Instructions for the task:
Quote the whole listing exactly. Leave the pictures out of your copy.

— begin —

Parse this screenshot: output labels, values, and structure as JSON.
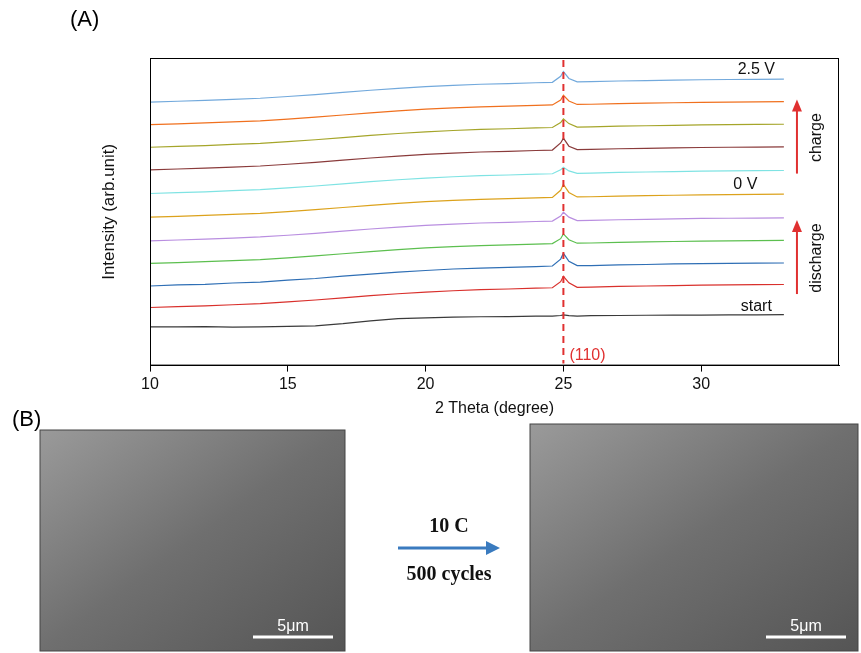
{
  "chart_data": {
    "type": "line",
    "x_label": "2 Theta (degree)",
    "y_label": "Intensity (arb.unit)",
    "x": [
      10,
      11,
      12,
      13,
      14,
      15,
      16,
      17,
      18,
      19,
      20,
      21,
      22,
      23,
      24,
      24.6,
      24.9,
      25,
      25.2,
      25.5,
      26,
      27,
      28,
      29,
      30,
      31,
      32,
      33
    ],
    "series": [
      {
        "color": "#3a3a3a",
        "values": [
          1.0,
          1.0,
          1.01,
          0.99,
          1.0,
          1.02,
          1.05,
          1.15,
          1.28,
          1.38,
          1.42,
          1.45,
          1.47,
          1.48,
          1.5,
          1.5,
          1.53,
          1.56,
          1.52,
          1.5,
          1.52,
          1.53,
          1.54,
          1.55,
          1.55,
          1.56,
          1.56,
          1.57
        ]
      },
      {
        "color": "#d9302c",
        "values": [
          1.9,
          1.94,
          1.98,
          2.03,
          2.08,
          2.16,
          2.25,
          2.35,
          2.45,
          2.54,
          2.62,
          2.68,
          2.73,
          2.76,
          2.8,
          2.82,
          3.1,
          3.35,
          3.05,
          2.84,
          2.85,
          2.88,
          2.9,
          2.92,
          2.94,
          2.95,
          2.96,
          2.97
        ]
      },
      {
        "color": "#2f6fb5",
        "values": [
          2.9,
          2.95,
          2.98,
          3.04,
          3.08,
          3.17,
          3.25,
          3.36,
          3.45,
          3.55,
          3.62,
          3.69,
          3.73,
          3.77,
          3.8,
          3.83,
          4.15,
          4.42,
          4.05,
          3.85,
          3.85,
          3.88,
          3.9,
          3.93,
          3.94,
          3.95,
          3.96,
          3.97
        ]
      },
      {
        "color": "#5cbf4f",
        "values": [
          3.95,
          3.99,
          4.03,
          4.08,
          4.13,
          4.21,
          4.3,
          4.4,
          4.5,
          4.59,
          4.67,
          4.73,
          4.78,
          4.81,
          4.85,
          4.87,
          5.1,
          5.32,
          5.05,
          4.89,
          4.9,
          4.93,
          4.95,
          4.97,
          4.99,
          5.0,
          5.01,
          5.02
        ]
      },
      {
        "color": "#b98ee0",
        "values": [
          5.0,
          5.04,
          5.08,
          5.13,
          5.18,
          5.26,
          5.35,
          5.45,
          5.55,
          5.64,
          5.72,
          5.78,
          5.83,
          5.86,
          5.9,
          5.92,
          6.15,
          6.33,
          6.1,
          5.94,
          5.95,
          5.98,
          6.0,
          6.02,
          6.04,
          6.05,
          6.06,
          6.07
        ]
      },
      {
        "color": "#dca21c",
        "values": [
          6.1,
          6.14,
          6.18,
          6.23,
          6.28,
          6.36,
          6.45,
          6.55,
          6.65,
          6.74,
          6.82,
          6.88,
          6.93,
          6.96,
          7.0,
          7.02,
          7.35,
          7.62,
          7.25,
          7.04,
          7.05,
          7.08,
          7.1,
          7.12,
          7.14,
          7.15,
          7.16,
          7.17
        ]
      },
      {
        "color": "#7fe3e3",
        "values": [
          7.2,
          7.24,
          7.28,
          7.33,
          7.38,
          7.46,
          7.55,
          7.65,
          7.75,
          7.84,
          7.92,
          7.98,
          8.03,
          8.06,
          8.1,
          8.12,
          8.3,
          8.42,
          8.25,
          8.14,
          8.15,
          8.18,
          8.2,
          8.22,
          8.24,
          8.25,
          8.26,
          8.27
        ]
      },
      {
        "color": "#8a3b3b",
        "values": [
          8.3,
          8.34,
          8.38,
          8.43,
          8.48,
          8.56,
          8.65,
          8.75,
          8.85,
          8.94,
          9.02,
          9.08,
          9.13,
          9.16,
          9.2,
          9.22,
          9.55,
          9.77,
          9.4,
          9.24,
          9.25,
          9.28,
          9.3,
          9.32,
          9.34,
          9.35,
          9.36,
          9.37
        ]
      },
      {
        "color": "#a5a52a",
        "values": [
          9.35,
          9.39,
          9.43,
          9.48,
          9.53,
          9.61,
          9.7,
          9.8,
          9.9,
          9.99,
          10.07,
          10.13,
          10.18,
          10.21,
          10.25,
          10.27,
          10.5,
          10.67,
          10.45,
          10.29,
          10.3,
          10.33,
          10.35,
          10.37,
          10.39,
          10.4,
          10.41,
          10.42
        ]
      },
      {
        "color": "#f0701e",
        "values": [
          10.4,
          10.44,
          10.48,
          10.53,
          10.58,
          10.66,
          10.75,
          10.85,
          10.95,
          11.04,
          11.12,
          11.18,
          11.23,
          11.26,
          11.3,
          11.32,
          11.55,
          11.77,
          11.5,
          11.34,
          11.35,
          11.38,
          11.4,
          11.42,
          11.44,
          11.45,
          11.46,
          11.47
        ]
      },
      {
        "color": "#72a9dc",
        "values": [
          11.45,
          11.49,
          11.53,
          11.58,
          11.63,
          11.71,
          11.8,
          11.9,
          12.0,
          12.09,
          12.17,
          12.23,
          12.28,
          12.31,
          12.35,
          12.37,
          12.65,
          12.87,
          12.55,
          12.39,
          12.4,
          12.43,
          12.45,
          12.47,
          12.49,
          12.5,
          12.51,
          12.52
        ]
      }
    ],
    "xlim": [
      10,
      35
    ],
    "xticks": [
      10,
      15,
      20,
      25,
      30
    ],
    "ylim": [
      -0.8,
      13.5
    ],
    "tick_labels": "x",
    "grid": false,
    "annotations": [
      {
        "text": "(110)",
        "x": 25,
        "y": -0.35,
        "line_style": "dashed",
        "color": "#e03030"
      },
      {
        "text": "2.5 V",
        "x": 32,
        "y": 12.95
      },
      {
        "text": "0 V",
        "x": 31.6,
        "y": 7.6
      },
      {
        "text": "start",
        "x": 32,
        "y": 1.95
      },
      {
        "text": "charge",
        "x": 34.2,
        "y": 9.8,
        "marker": "arrow",
        "color": "#e03030"
      },
      {
        "text": "discharge",
        "x": 34.2,
        "y": 4.2,
        "marker": "arrow",
        "color": "#e03030"
      }
    ]
  },
  "panel_labels": [
    "(A)",
    "(B)"
  ],
  "panel_b": {
    "arrow_labels": [
      "10 C",
      "500 cycles"
    ],
    "scale_bars": [
      "5μm",
      "5μm"
    ]
  }
}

— end —

Solution:
Parse this screenshot: output labels, values, and structure as JSON.
{
  "chart_data": {
    "type": "line",
    "x_label": "2 Theta (degree)",
    "y_label": "Intensity (arb.unit)",
    "x": [
      10,
      11,
      12,
      13,
      14,
      15,
      16,
      17,
      18,
      19,
      20,
      21,
      22,
      23,
      24,
      24.6,
      24.9,
      25,
      25.2,
      25.5,
      26,
      27,
      28,
      29,
      30,
      31,
      32,
      33
    ],
    "series": [
      {
        "color": "#3a3a3a",
        "values": [
          1.0,
          1.0,
          1.01,
          0.99,
          1.0,
          1.02,
          1.05,
          1.15,
          1.28,
          1.38,
          1.42,
          1.45,
          1.47,
          1.48,
          1.5,
          1.5,
          1.53,
          1.56,
          1.52,
          1.5,
          1.52,
          1.53,
          1.54,
          1.55,
          1.55,
          1.56,
          1.56,
          1.57
        ]
      },
      {
        "color": "#d9302c",
        "values": [
          1.9,
          1.94,
          1.98,
          2.03,
          2.08,
          2.16,
          2.25,
          2.35,
          2.45,
          2.54,
          2.62,
          2.68,
          2.73,
          2.76,
          2.8,
          2.82,
          3.1,
          3.35,
          3.05,
          2.84,
          2.85,
          2.88,
          2.9,
          2.92,
          2.94,
          2.95,
          2.96,
          2.97
        ]
      },
      {
        "color": "#2f6fb5",
        "values": [
          2.9,
          2.95,
          2.98,
          3.04,
          3.08,
          3.17,
          3.25,
          3.36,
          3.45,
          3.55,
          3.62,
          3.69,
          3.73,
          3.77,
          3.8,
          3.83,
          4.15,
          4.42,
          4.05,
          3.85,
          3.85,
          3.88,
          3.9,
          3.93,
          3.94,
          3.95,
          3.96,
          3.97
        ]
      },
      {
        "color": "#5cbf4f",
        "values": [
          3.95,
          3.99,
          4.03,
          4.08,
          4.13,
          4.21,
          4.3,
          4.4,
          4.5,
          4.59,
          4.67,
          4.73,
          4.78,
          4.81,
          4.85,
          4.87,
          5.1,
          5.32,
          5.05,
          4.89,
          4.9,
          4.93,
          4.95,
          4.97,
          4.99,
          5.0,
          5.01,
          5.02
        ]
      },
      {
        "color": "#b98ee0",
        "values": [
          5.0,
          5.04,
          5.08,
          5.13,
          5.18,
          5.26,
          5.35,
          5.45,
          5.55,
          5.64,
          5.72,
          5.78,
          5.83,
          5.86,
          5.9,
          5.92,
          6.15,
          6.33,
          6.1,
          5.94,
          5.95,
          5.98,
          6.0,
          6.02,
          6.04,
          6.05,
          6.06,
          6.07
        ]
      },
      {
        "color": "#dca21c",
        "values": [
          6.1,
          6.14,
          6.18,
          6.23,
          6.28,
          6.36,
          6.45,
          6.55,
          6.65,
          6.74,
          6.82,
          6.88,
          6.93,
          6.96,
          7.0,
          7.02,
          7.35,
          7.62,
          7.25,
          7.04,
          7.05,
          7.08,
          7.1,
          7.12,
          7.14,
          7.15,
          7.16,
          7.17
        ]
      },
      {
        "color": "#7fe3e3",
        "values": [
          7.2,
          7.24,
          7.28,
          7.33,
          7.38,
          7.46,
          7.55,
          7.65,
          7.75,
          7.84,
          7.92,
          7.98,
          8.03,
          8.06,
          8.1,
          8.12,
          8.3,
          8.42,
          8.25,
          8.14,
          8.15,
          8.18,
          8.2,
          8.22,
          8.24,
          8.25,
          8.26,
          8.27
        ]
      },
      {
        "color": "#8a3b3b",
        "values": [
          8.3,
          8.34,
          8.38,
          8.43,
          8.48,
          8.56,
          8.65,
          8.75,
          8.85,
          8.94,
          9.02,
          9.08,
          9.13,
          9.16,
          9.2,
          9.22,
          9.55,
          9.77,
          9.4,
          9.24,
          9.25,
          9.28,
          9.3,
          9.32,
          9.34,
          9.35,
          9.36,
          9.37
        ]
      },
      {
        "color": "#a5a52a",
        "values": [
          9.35,
          9.39,
          9.43,
          9.48,
          9.53,
          9.61,
          9.7,
          9.8,
          9.9,
          9.99,
          10.07,
          10.13,
          10.18,
          10.21,
          10.25,
          10.27,
          10.5,
          10.67,
          10.45,
          10.29,
          10.3,
          10.33,
          10.35,
          10.37,
          10.39,
          10.4,
          10.41,
          10.42
        ]
      },
      {
        "color": "#f0701e",
        "values": [
          10.4,
          10.44,
          10.48,
          10.53,
          10.58,
          10.66,
          10.75,
          10.85,
          10.95,
          11.04,
          11.12,
          11.18,
          11.23,
          11.26,
          11.3,
          11.32,
          11.55,
          11.77,
          11.5,
          11.34,
          11.35,
          11.38,
          11.4,
          11.42,
          11.44,
          11.45,
          11.46,
          11.47
        ]
      },
      {
        "color": "#72a9dc",
        "values": [
          11.45,
          11.49,
          11.53,
          11.58,
          11.63,
          11.71,
          11.8,
          11.9,
          12.0,
          12.09,
          12.17,
          12.23,
          12.28,
          12.31,
          12.35,
          12.37,
          12.65,
          12.87,
          12.55,
          12.39,
          12.4,
          12.43,
          12.45,
          12.47,
          12.49,
          12.5,
          12.51,
          12.52
        ]
      }
    ],
    "xlim": [
      10,
      35
    ],
    "xticks": [
      10,
      15,
      20,
      25,
      30
    ],
    "ylim": [
      -0.8,
      13.5
    ],
    "tick_labels": "x",
    "grid": false,
    "annotations": [
      {
        "text": "(110)",
        "x": 25,
        "y": -0.35,
        "line_style": "dashed",
        "color": "#e03030"
      },
      {
        "text": "2.5 V",
        "x": 32,
        "y": 12.95
      },
      {
        "text": "0 V",
        "x": 31.6,
        "y": 7.6
      },
      {
        "text": "start",
        "x": 32,
        "y": 1.95
      },
      {
        "text": "charge",
        "x": 34.2,
        "y": 9.8,
        "marker": "arrow",
        "color": "#e03030"
      },
      {
        "text": "discharge",
        "x": 34.2,
        "y": 4.2,
        "marker": "arrow",
        "color": "#e03030"
      }
    ]
  },
  "panel_labels": [
    "(A)",
    "(B)"
  ],
  "panel_b": {
    "arrow_labels": [
      "10 C",
      "500 cycles"
    ],
    "scale_bars": [
      "5μm",
      "5μm"
    ]
  }
}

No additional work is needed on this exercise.